Set down the material below in full, matching it exactly.

START DATA EXTRACT

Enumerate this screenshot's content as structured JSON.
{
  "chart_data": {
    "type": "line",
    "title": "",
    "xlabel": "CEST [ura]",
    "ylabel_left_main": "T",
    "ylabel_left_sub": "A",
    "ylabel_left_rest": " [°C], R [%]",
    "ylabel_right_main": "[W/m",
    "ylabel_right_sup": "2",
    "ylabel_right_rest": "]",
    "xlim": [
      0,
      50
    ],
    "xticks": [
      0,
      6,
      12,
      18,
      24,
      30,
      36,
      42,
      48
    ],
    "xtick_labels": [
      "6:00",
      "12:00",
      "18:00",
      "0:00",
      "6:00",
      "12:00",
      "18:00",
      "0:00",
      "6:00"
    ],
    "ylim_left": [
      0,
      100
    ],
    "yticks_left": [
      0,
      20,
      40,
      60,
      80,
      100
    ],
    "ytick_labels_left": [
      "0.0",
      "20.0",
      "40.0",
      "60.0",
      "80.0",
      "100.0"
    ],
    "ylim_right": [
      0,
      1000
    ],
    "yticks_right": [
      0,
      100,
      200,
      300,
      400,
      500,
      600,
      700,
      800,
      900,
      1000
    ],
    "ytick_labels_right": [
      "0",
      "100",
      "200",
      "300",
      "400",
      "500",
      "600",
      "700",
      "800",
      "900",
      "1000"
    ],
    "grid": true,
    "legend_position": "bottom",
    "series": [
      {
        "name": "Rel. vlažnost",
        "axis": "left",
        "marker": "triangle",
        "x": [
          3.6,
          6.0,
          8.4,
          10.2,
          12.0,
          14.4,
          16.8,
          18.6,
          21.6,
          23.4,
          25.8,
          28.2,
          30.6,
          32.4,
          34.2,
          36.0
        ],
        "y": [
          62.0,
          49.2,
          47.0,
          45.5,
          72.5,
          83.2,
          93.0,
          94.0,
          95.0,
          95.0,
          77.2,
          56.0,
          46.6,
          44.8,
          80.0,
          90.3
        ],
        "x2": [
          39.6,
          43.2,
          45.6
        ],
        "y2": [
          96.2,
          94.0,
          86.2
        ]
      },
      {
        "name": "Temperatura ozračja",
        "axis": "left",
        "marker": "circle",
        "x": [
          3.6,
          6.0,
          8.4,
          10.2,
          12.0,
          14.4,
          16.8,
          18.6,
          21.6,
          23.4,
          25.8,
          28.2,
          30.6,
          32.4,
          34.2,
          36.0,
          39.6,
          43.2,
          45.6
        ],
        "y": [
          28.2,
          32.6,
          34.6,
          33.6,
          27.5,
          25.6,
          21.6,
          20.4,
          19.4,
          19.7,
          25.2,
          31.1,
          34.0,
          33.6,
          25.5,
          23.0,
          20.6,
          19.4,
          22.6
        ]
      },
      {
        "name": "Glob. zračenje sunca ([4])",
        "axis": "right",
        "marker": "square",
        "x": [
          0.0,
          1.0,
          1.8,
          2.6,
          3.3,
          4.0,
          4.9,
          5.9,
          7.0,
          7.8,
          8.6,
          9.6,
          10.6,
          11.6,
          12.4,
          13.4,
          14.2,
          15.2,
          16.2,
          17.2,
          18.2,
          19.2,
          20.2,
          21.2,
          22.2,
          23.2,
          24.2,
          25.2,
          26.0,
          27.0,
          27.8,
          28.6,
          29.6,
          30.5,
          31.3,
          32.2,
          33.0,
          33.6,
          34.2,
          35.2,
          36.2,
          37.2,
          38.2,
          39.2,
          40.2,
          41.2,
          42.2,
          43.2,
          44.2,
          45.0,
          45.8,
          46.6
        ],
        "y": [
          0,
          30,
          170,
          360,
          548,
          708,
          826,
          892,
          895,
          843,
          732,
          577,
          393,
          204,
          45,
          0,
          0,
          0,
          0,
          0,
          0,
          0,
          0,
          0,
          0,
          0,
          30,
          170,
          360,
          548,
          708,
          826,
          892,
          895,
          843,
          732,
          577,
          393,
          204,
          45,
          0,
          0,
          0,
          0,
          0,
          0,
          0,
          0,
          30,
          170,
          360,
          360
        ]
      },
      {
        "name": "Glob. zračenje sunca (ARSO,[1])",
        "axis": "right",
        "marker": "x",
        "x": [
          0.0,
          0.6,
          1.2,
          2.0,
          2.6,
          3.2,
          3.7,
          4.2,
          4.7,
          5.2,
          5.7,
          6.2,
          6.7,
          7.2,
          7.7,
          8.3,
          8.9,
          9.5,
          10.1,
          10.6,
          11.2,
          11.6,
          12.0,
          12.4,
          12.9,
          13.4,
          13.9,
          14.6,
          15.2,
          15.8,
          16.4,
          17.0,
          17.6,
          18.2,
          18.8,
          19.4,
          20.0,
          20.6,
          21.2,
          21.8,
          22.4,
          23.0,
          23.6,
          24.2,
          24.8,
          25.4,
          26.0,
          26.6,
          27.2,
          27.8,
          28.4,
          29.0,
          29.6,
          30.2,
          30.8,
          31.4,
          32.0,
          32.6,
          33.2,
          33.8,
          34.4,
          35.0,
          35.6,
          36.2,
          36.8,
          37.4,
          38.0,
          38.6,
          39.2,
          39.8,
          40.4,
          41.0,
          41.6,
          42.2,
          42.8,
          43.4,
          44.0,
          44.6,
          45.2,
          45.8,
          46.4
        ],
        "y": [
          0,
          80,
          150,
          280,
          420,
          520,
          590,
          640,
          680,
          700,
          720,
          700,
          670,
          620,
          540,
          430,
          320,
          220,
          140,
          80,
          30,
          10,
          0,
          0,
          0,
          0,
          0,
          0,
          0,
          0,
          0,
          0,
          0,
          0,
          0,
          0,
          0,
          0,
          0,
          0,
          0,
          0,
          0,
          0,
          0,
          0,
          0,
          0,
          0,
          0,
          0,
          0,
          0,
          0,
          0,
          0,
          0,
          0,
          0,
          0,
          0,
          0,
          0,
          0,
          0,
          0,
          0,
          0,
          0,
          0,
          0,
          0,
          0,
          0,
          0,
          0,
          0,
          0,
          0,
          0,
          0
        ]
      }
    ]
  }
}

END DATA EXTRACT

> **ANSWER TO THE TASK**:
Enumerate this screenshot's content as structured JSON.
{
  "chart_data": {
    "type": "line",
    "title": "",
    "xlabel": "CEST [ura]",
    "ylabel_left_main": "T",
    "ylabel_left_sub": "A",
    "ylabel_left_rest": " [°C], R [%]",
    "ylabel_right_main": "[W/m",
    "ylabel_right_sup": "2",
    "ylabel_right_rest": "]",
    "xlim": [
      0,
      50
    ],
    "xticks": [
      0,
      6,
      12,
      18,
      24,
      30,
      36,
      42,
      48
    ],
    "xtick_labels": [
      "6:00",
      "12:00",
      "18:00",
      "0:00",
      "6:00",
      "12:00",
      "18:00",
      "0:00",
      "6:00"
    ],
    "ylim_left": [
      0,
      100
    ],
    "yticks_left": [
      0,
      20,
      40,
      60,
      80,
      100
    ],
    "ytick_labels_left": [
      "0.0",
      "20.0",
      "40.0",
      "60.0",
      "80.0",
      "100.0"
    ],
    "ylim_right": [
      0,
      1000
    ],
    "yticks_right": [
      0,
      100,
      200,
      300,
      400,
      500,
      600,
      700,
      800,
      900,
      1000
    ],
    "ytick_labels_right": [
      "0",
      "100",
      "200",
      "300",
      "400",
      "500",
      "600",
      "700",
      "800",
      "900",
      "1000"
    ],
    "grid": true,
    "legend_position": "bottom",
    "series": [
      {
        "name": "Rel. vlažnost",
        "axis": "left",
        "marker": "triangle",
        "x": [
          3.6,
          6.0,
          8.4,
          10.2,
          12.0,
          14.4,
          16.8,
          18.6,
          21.6,
          23.4,
          25.8,
          28.2,
          30.6,
          32.4,
          34.2,
          36.0
        ],
        "y": [
          62.0,
          49.2,
          47.0,
          45.5,
          72.5,
          83.2,
          93.0,
          94.0,
          95.0,
          95.0,
          77.2,
          56.0,
          46.6,
          44.8,
          80.0,
          90.3
        ],
        "x2": [
          39.6,
          43.2,
          45.6
        ],
        "y2": [
          96.2,
          94.0,
          86.2
        ]
      },
      {
        "name": "Temperatura ozračja",
        "axis": "left",
        "marker": "circle",
        "x": [
          3.6,
          6.0,
          8.4,
          10.2,
          12.0,
          14.4,
          16.8,
          18.6,
          21.6,
          23.4,
          25.8,
          28.2,
          30.6,
          32.4,
          34.2,
          36.0,
          39.6,
          43.2,
          45.6
        ],
        "y": [
          28.2,
          32.6,
          34.6,
          33.6,
          27.5,
          25.6,
          21.6,
          20.4,
          19.4,
          19.7,
          25.2,
          31.1,
          34.0,
          33.6,
          25.5,
          23.0,
          20.6,
          19.4,
          22.6
        ]
      },
      {
        "name": "Glob. zračenje sunca ([4])",
        "axis": "right",
        "marker": "square",
        "x": [
          0.0,
          1.0,
          1.8,
          2.6,
          3.3,
          4.0,
          4.9,
          5.9,
          7.0,
          7.8,
          8.6,
          9.6,
          10.6,
          11.6,
          12.4,
          13.4,
          14.2,
          15.2,
          16.2,
          17.2,
          18.2,
          19.2,
          20.2,
          21.2,
          22.2,
          23.2,
          24.2,
          25.2,
          26.0,
          27.0,
          27.8,
          28.6,
          29.6,
          30.5,
          31.3,
          32.2,
          33.0,
          33.6,
          34.2,
          35.2,
          36.2,
          37.2,
          38.2,
          39.2,
          40.2,
          41.2,
          42.2,
          43.2,
          44.2,
          45.0,
          45.8,
          46.6
        ],
        "y": [
          0,
          30,
          170,
          360,
          548,
          708,
          826,
          892,
          895,
          843,
          732,
          577,
          393,
          204,
          45,
          0,
          0,
          0,
          0,
          0,
          0,
          0,
          0,
          0,
          0,
          0,
          30,
          170,
          360,
          548,
          708,
          826,
          892,
          895,
          843,
          732,
          577,
          393,
          204,
          45,
          0,
          0,
          0,
          0,
          0,
          0,
          0,
          0,
          30,
          170,
          360,
          360
        ]
      },
      {
        "name": "Glob. zračenje sunca (ARSO,[1])",
        "axis": "right",
        "marker": "x",
        "x": [
          0.0,
          0.6,
          1.2,
          2.0,
          2.6,
          3.2,
          3.7,
          4.2,
          4.7,
          5.2,
          5.7,
          6.2,
          6.7,
          7.2,
          7.7,
          8.3,
          8.9,
          9.5,
          10.1,
          10.6,
          11.2,
          11.6,
          12.0,
          12.4,
          12.9,
          13.4,
          13.9,
          14.6,
          15.2,
          15.8,
          16.4,
          17.0,
          17.6,
          18.2,
          18.8,
          19.4,
          20.0,
          20.6,
          21.2,
          21.8,
          22.4,
          23.0,
          23.6,
          24.2,
          24.8,
          25.4,
          26.0,
          26.6,
          27.2,
          27.8,
          28.4,
          29.0,
          29.6,
          30.2,
          30.8,
          31.4,
          32.0,
          32.6,
          33.2,
          33.8,
          34.4,
          35.0,
          35.6,
          36.2,
          36.8,
          37.4,
          38.0,
          38.6,
          39.2,
          39.8,
          40.4,
          41.0,
          41.6,
          42.2,
          42.8,
          43.4,
          44.0,
          44.6,
          45.2,
          45.8,
          46.4
        ],
        "y": [
          0,
          80,
          150,
          280,
          420,
          520,
          590,
          640,
          680,
          700,
          720,
          700,
          670,
          620,
          540,
          430,
          320,
          220,
          140,
          80,
          30,
          10,
          0,
          0,
          0,
          0,
          0,
          0,
          0,
          0,
          0,
          0,
          0,
          0,
          0,
          0,
          0,
          0,
          0,
          0,
          0,
          0,
          0,
          0,
          0,
          0,
          0,
          0,
          0,
          0,
          0,
          0,
          0,
          0,
          0,
          0,
          0,
          0,
          0,
          0,
          0,
          0,
          0,
          0,
          0,
          0,
          0,
          0,
          0,
          0,
          0,
          0,
          0,
          0,
          0,
          0,
          0,
          0,
          0,
          0,
          0
        ]
      }
    ]
  }
}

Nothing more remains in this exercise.